[Collected data]
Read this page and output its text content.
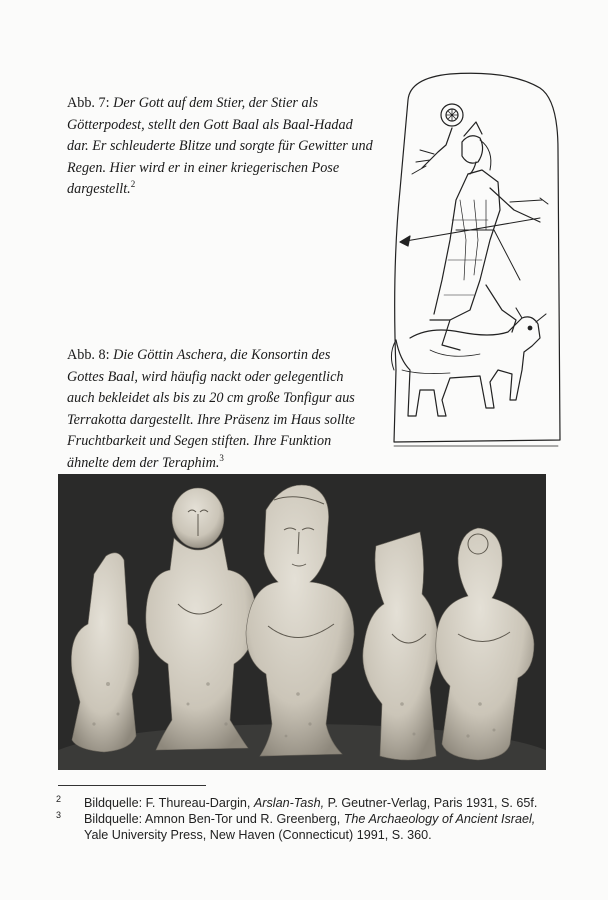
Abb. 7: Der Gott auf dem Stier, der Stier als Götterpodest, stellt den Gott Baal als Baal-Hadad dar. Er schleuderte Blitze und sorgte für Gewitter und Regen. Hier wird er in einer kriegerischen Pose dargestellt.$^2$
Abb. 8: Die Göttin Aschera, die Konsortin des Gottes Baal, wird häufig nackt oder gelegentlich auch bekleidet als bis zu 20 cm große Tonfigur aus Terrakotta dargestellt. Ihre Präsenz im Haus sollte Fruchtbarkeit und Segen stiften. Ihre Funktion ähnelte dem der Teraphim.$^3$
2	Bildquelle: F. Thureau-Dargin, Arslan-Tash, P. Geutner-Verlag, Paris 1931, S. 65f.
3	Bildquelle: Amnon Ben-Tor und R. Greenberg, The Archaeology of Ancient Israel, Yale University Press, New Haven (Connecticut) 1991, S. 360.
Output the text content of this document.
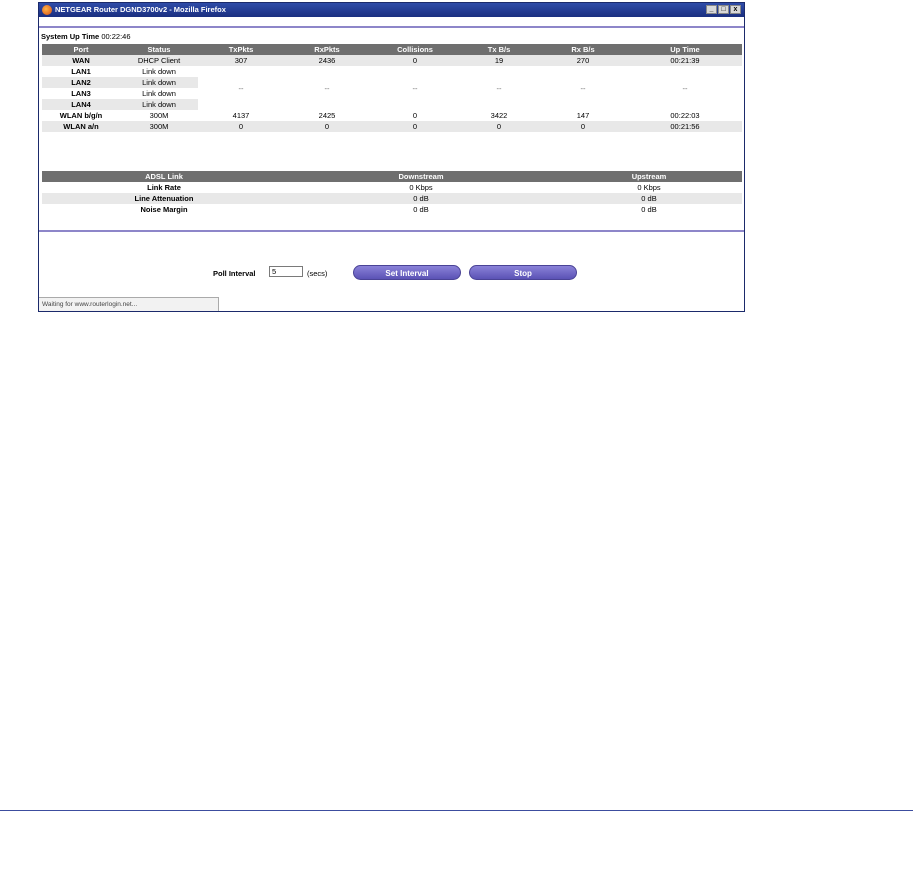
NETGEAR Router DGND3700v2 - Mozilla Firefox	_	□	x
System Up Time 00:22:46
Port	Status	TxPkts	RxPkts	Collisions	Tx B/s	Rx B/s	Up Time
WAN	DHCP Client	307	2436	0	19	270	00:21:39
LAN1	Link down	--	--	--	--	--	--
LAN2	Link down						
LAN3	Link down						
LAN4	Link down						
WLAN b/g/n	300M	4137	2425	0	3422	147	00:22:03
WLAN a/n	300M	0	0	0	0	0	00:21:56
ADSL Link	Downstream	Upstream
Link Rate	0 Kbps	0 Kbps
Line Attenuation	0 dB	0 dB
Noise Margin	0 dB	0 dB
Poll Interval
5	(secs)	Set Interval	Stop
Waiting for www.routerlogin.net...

#### Written exercise
Omitting all images, retype each line of the records precisely.

#### Complete output
Read this page and output its text content.
Abb. 7: Der Gott auf dem Stier, der Stier als Götterpodest, stellt den Gott Baal als Baal-Hadad dar. Er schleuderte Blitze und sorgte für Gewitter und Regen. Hier wird er in einer kriegerischen Pose dargestellt.$^2$
Abb. 8: Die Göttin Aschera, die Konsortin des Gottes Baal, wird häufig nackt oder gelegentlich auch bekleidet als bis zu 20 cm große Tonfigur aus Terrakotta dargestellt. Ihre Präsenz im Haus sollte Fruchtbarkeit und Segen stiften. Ihre Funktion ähnelte dem der Teraphim.$^3$
2	Bildquelle: F. Thureau-Dargin, Arslan-Tash, P. Geutner-Verlag, Paris 1931, S. 65f.
3	Bildquelle: Amnon Ben-Tor und R. Greenberg, The Archaeology of Ancient Israel, Yale University Press, New Haven (Connecticut) 1991, S. 360.
Output the text content of this document.
NETGEAR Router DGND3700v2 - Mozilla Firefox	_	□	x
System Up Time 00:22:46
Port	Status	TxPkts	RxPkts	Collisions	Tx B/s	Rx B/s	Up Time
WAN	DHCP Client	307	2436	0	19	270	00:21:39
LAN1	Link down	--	--	--	--	--	--
LAN2	Link down						
LAN3	Link down						
LAN4	Link down						
WLAN b/g/n	300M	4137	2425	0	3422	147	00:22:03
WLAN a/n	300M	0	0	0	0	0	00:21:56
ADSL Link	Downstream	Upstream
Link Rate	0 Kbps	0 Kbps
Line Attenuation	0 dB	0 dB
Noise Margin	0 dB	0 dB
Poll Interval
5	(secs)	Set Interval	Stop
Waiting for www.routerlogin.net...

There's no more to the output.